§ WRITTEN TASK
Copy every line of the material below word for word.

* START *

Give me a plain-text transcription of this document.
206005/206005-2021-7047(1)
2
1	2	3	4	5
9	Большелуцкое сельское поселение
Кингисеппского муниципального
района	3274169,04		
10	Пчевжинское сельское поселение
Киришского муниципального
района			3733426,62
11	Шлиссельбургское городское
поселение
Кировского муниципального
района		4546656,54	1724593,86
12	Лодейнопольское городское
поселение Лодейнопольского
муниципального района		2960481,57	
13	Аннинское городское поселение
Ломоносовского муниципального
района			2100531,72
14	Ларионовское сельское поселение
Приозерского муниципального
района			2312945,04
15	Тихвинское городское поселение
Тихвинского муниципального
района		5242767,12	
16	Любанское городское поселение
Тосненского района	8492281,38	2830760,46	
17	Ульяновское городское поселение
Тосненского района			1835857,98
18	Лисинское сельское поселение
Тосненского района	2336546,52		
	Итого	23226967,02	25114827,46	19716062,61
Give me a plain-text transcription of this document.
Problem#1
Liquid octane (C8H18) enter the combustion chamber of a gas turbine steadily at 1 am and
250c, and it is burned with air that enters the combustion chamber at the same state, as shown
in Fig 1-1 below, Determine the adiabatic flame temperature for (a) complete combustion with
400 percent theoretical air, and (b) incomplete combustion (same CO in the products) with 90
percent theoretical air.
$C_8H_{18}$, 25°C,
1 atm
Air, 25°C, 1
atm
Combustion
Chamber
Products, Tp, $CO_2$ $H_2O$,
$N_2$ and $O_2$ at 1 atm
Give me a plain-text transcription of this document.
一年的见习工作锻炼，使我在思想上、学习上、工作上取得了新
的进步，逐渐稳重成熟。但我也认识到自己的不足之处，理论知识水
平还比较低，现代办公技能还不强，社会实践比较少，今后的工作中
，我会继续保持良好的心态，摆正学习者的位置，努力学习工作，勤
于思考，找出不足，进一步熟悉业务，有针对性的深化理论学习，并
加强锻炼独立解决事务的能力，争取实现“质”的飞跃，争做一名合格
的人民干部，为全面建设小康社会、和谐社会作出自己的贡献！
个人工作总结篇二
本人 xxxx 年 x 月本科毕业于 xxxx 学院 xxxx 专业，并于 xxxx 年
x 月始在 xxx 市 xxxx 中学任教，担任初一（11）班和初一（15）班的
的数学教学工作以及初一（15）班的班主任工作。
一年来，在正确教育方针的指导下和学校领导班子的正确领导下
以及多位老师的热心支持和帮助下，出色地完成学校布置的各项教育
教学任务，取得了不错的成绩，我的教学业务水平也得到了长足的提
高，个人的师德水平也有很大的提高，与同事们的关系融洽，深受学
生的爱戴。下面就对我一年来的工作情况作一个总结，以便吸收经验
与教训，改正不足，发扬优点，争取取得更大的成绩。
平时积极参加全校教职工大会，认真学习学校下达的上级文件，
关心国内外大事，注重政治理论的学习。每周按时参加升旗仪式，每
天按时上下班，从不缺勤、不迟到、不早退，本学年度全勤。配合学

* END *

§ FINAL RESULT
Give me a plain-text transcription of this document.
206005/206005-2021-7047(1)
2
1	2	3	4	5
9	Большелуцкое сельское поселение
Кингисеппского муниципального
района	3274169,04		
10	Пчевжинское сельское поселение
Киришского муниципального
района			3733426,62
11	Шлиссельбургское городское
поселение
Кировского муниципального
района		4546656,54	1724593,86
12	Лодейнопольское городское
поселение Лодейнопольского
муниципального района		2960481,57	
13	Аннинское городское поселение
Ломоносовского муниципального
района			2100531,72
14	Ларионовское сельское поселение
Приозерского муниципального
района			2312945,04
15	Тихвинское городское поселение
Тихвинского муниципального
района		5242767,12	
16	Любанское городское поселение
Тосненского района	8492281,38	2830760,46	
17	Ульяновское городское поселение
Тосненского района			1835857,98
18	Лисинское сельское поселение
Тосненского района	2336546,52		
	Итого	23226967,02	25114827,46	19716062,61
Give me a plain-text transcription of this document.
Problem#1
Liquid octane (C8H18) enter the combustion chamber of a gas turbine steadily at 1 am and
250c, and it is burned with air that enters the combustion chamber at the same state, as shown
in Fig 1-1 below, Determine the adiabatic flame temperature for (a) complete combustion with
400 percent theoretical air, and (b) incomplete combustion (same CO in the products) with 90
percent theoretical air.
$C_8H_{18}$, 25°C,
1 atm
Air, 25°C, 1
atm
Combustion
Chamber
Products, Tp, $CO_2$ $H_2O$,
$N_2$ and $O_2$ at 1 atm
Give me a plain-text transcription of this document.
一年的见习工作锻炼，使我在思想上、学习上、工作上取得了新
的进步，逐渐稳重成熟。但我也认识到自己的不足之处，理论知识水
平还比较低，现代办公技能还不强，社会实践比较少，今后的工作中
，我会继续保持良好的心态，摆正学习者的位置，努力学习工作，勤
于思考，找出不足，进一步熟悉业务，有针对性的深化理论学习，并
加强锻炼独立解决事务的能力，争取实现“质”的飞跃，争做一名合格
的人民干部，为全面建设小康社会、和谐社会作出自己的贡献！
个人工作总结篇二
本人 xxxx 年 x 月本科毕业于 xxxx 学院 xxxx 专业，并于 xxxx 年
x 月始在 xxx 市 xxxx 中学任教，担任初一（11）班和初一（15）班的
的数学教学工作以及初一（15）班的班主任工作。
一年来，在正确教育方针的指导下和学校领导班子的正确领导下
以及多位老师的热心支持和帮助下，出色地完成学校布置的各项教育
教学任务，取得了不错的成绩，我的教学业务水平也得到了长足的提
高，个人的师德水平也有很大的提高，与同事们的关系融洽，深受学
生的爱戴。下面就对我一年来的工作情况作一个总结，以便吸收经验
与教训，改正不足，发扬优点，争取取得更大的成绩。
平时积极参加全校教职工大会，认真学习学校下达的上级文件，
关心国内外大事，注重政治理论的学习。每周按时参加升旗仪式，每
天按时上下班，从不缺勤、不迟到、不早退，本学年度全勤。配合学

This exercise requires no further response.